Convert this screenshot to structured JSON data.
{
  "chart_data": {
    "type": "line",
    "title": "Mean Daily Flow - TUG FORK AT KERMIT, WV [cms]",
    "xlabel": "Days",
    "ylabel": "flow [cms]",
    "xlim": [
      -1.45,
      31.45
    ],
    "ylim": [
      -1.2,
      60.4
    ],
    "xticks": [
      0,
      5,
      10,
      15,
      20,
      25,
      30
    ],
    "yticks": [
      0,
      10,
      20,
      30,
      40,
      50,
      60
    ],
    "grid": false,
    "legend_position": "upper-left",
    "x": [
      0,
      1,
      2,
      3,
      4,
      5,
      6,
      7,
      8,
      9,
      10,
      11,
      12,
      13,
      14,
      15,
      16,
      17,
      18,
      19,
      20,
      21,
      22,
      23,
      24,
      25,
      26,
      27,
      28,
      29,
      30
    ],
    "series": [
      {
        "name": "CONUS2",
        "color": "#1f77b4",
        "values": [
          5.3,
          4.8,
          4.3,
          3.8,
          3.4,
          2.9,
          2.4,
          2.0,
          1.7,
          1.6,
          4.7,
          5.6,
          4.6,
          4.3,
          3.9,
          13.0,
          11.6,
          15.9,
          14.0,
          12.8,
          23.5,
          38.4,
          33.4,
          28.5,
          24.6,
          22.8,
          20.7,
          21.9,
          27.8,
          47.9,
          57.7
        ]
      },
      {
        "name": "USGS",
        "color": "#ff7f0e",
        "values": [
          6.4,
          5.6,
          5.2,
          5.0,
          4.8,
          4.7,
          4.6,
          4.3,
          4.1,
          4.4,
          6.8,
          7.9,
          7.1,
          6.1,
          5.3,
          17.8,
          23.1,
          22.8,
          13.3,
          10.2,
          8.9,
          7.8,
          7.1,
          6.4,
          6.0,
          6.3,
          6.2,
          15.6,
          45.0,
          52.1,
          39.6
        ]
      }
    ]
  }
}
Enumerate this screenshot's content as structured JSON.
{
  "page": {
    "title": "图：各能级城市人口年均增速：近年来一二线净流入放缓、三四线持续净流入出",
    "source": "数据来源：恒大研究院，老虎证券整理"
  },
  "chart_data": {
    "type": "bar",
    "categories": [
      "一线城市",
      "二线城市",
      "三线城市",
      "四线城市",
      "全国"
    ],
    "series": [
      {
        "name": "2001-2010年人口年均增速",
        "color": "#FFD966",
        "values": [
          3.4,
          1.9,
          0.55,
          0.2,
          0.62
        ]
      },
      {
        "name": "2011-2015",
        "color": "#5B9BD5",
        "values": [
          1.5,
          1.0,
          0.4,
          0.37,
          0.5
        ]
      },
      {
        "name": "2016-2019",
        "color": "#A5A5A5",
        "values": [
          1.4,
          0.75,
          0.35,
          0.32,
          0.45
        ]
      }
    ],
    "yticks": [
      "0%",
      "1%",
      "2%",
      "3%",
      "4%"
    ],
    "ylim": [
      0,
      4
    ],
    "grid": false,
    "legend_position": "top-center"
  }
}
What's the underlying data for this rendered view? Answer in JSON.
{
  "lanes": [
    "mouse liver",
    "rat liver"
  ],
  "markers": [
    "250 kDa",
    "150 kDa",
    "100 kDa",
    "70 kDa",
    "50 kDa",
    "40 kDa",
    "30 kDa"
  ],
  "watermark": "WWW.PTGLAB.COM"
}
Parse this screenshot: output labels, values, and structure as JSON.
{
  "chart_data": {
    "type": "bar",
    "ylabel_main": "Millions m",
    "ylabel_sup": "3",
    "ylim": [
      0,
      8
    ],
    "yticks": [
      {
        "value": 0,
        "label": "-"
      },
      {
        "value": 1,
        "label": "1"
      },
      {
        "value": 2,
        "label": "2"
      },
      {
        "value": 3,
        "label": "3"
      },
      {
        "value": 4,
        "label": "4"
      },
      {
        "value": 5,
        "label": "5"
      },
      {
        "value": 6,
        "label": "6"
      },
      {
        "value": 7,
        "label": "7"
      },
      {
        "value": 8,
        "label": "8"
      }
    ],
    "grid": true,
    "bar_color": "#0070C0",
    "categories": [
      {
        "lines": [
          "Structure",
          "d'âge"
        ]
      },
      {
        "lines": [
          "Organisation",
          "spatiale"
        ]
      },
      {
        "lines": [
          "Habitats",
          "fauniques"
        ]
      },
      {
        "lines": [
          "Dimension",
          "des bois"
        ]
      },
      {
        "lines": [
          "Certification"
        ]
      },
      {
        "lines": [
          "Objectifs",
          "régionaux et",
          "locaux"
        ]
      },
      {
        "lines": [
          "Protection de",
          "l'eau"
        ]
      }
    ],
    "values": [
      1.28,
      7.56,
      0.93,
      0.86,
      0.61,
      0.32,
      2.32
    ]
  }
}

_____

(Task directions) Please restate the data word for word, every record included.

(Finished answer)
Convert this screenshot to structured JSON data.
{
  "chart_data": {
    "type": "line",
    "title": "Mean Daily Flow - TUG FORK AT KERMIT, WV [cms]",
    "xlabel": "Days",
    "ylabel": "flow [cms]",
    "xlim": [
      -1.45,
      31.45
    ],
    "ylim": [
      -1.2,
      60.4
    ],
    "xticks": [
      0,
      5,
      10,
      15,
      20,
      25,
      30
    ],
    "yticks": [
      0,
      10,
      20,
      30,
      40,
      50,
      60
    ],
    "grid": false,
    "legend_position": "upper-left",
    "x": [
      0,
      1,
      2,
      3,
      4,
      5,
      6,
      7,
      8,
      9,
      10,
      11,
      12,
      13,
      14,
      15,
      16,
      17,
      18,
      19,
      20,
      21,
      22,
      23,
      24,
      25,
      26,
      27,
      28,
      29,
      30
    ],
    "series": [
      {
        "name": "CONUS2",
        "color": "#1f77b4",
        "values": [
          5.3,
          4.8,
          4.3,
          3.8,
          3.4,
          2.9,
          2.4,
          2.0,
          1.7,
          1.6,
          4.7,
          5.6,
          4.6,
          4.3,
          3.9,
          13.0,
          11.6,
          15.9,
          14.0,
          12.8,
          23.5,
          38.4,
          33.4,
          28.5,
          24.6,
          22.8,
          20.7,
          21.9,
          27.8,
          47.9,
          57.7
        ]
      },
      {
        "name": "USGS",
        "color": "#ff7f0e",
        "values": [
          6.4,
          5.6,
          5.2,
          5.0,
          4.8,
          4.7,
          4.6,
          4.3,
          4.1,
          4.4,
          6.8,
          7.9,
          7.1,
          6.1,
          5.3,
          17.8,
          23.1,
          22.8,
          13.3,
          10.2,
          8.9,
          7.8,
          7.1,
          6.4,
          6.0,
          6.3,
          6.2,
          15.6,
          45.0,
          52.1,
          39.6
        ]
      }
    ]
  }
}
Enumerate this screenshot's content as structured JSON.
{
  "page": {
    "title": "图：各能级城市人口年均增速：近年来一二线净流入放缓、三四线持续净流入出",
    "source": "数据来源：恒大研究院，老虎证券整理"
  },
  "chart_data": {
    "type": "bar",
    "categories": [
      "一线城市",
      "二线城市",
      "三线城市",
      "四线城市",
      "全国"
    ],
    "series": [
      {
        "name": "2001-2010年人口年均增速",
        "color": "#FFD966",
        "values": [
          3.4,
          1.9,
          0.55,
          0.2,
          0.62
        ]
      },
      {
        "name": "2011-2015",
        "color": "#5B9BD5",
        "values": [
          1.5,
          1.0,
          0.4,
          0.37,
          0.5
        ]
      },
      {
        "name": "2016-2019",
        "color": "#A5A5A5",
        "values": [
          1.4,
          0.75,
          0.35,
          0.32,
          0.45
        ]
      }
    ],
    "yticks": [
      "0%",
      "1%",
      "2%",
      "3%",
      "4%"
    ],
    "ylim": [
      0,
      4
    ],
    "grid": false,
    "legend_position": "top-center"
  }
}
What's the underlying data for this rendered view? Answer in JSON.
{
  "lanes": [
    "mouse liver",
    "rat liver"
  ],
  "markers": [
    "250 kDa",
    "150 kDa",
    "100 kDa",
    "70 kDa",
    "50 kDa",
    "40 kDa",
    "30 kDa"
  ],
  "watermark": "WWW.PTGLAB.COM"
}
Parse this screenshot: output labels, values, and structure as JSON.
{
  "chart_data": {
    "type": "bar",
    "ylabel_main": "Millions m",
    "ylabel_sup": "3",
    "ylim": [
      0,
      8
    ],
    "yticks": [
      {
        "value": 0,
        "label": "-"
      },
      {
        "value": 1,
        "label": "1"
      },
      {
        "value": 2,
        "label": "2"
      },
      {
        "value": 3,
        "label": "3"
      },
      {
        "value": 4,
        "label": "4"
      },
      {
        "value": 5,
        "label": "5"
      },
      {
        "value": 6,
        "label": "6"
      },
      {
        "value": 7,
        "label": "7"
      },
      {
        "value": 8,
        "label": "8"
      }
    ],
    "grid": true,
    "bar_color": "#0070C0",
    "categories": [
      {
        "lines": [
          "Structure",
          "d'âge"
        ]
      },
      {
        "lines": [
          "Organisation",
          "spatiale"
        ]
      },
      {
        "lines": [
          "Habitats",
          "fauniques"
        ]
      },
      {
        "lines": [
          "Dimension",
          "des bois"
        ]
      },
      {
        "lines": [
          "Certification"
        ]
      },
      {
        "lines": [
          "Objectifs",
          "régionaux et",
          "locaux"
        ]
      },
      {
        "lines": [
          "Protection de",
          "l'eau"
        ]
      }
    ],
    "values": [
      1.28,
      7.56,
      0.93,
      0.86,
      0.61,
      0.32,
      2.32
    ]
  }
}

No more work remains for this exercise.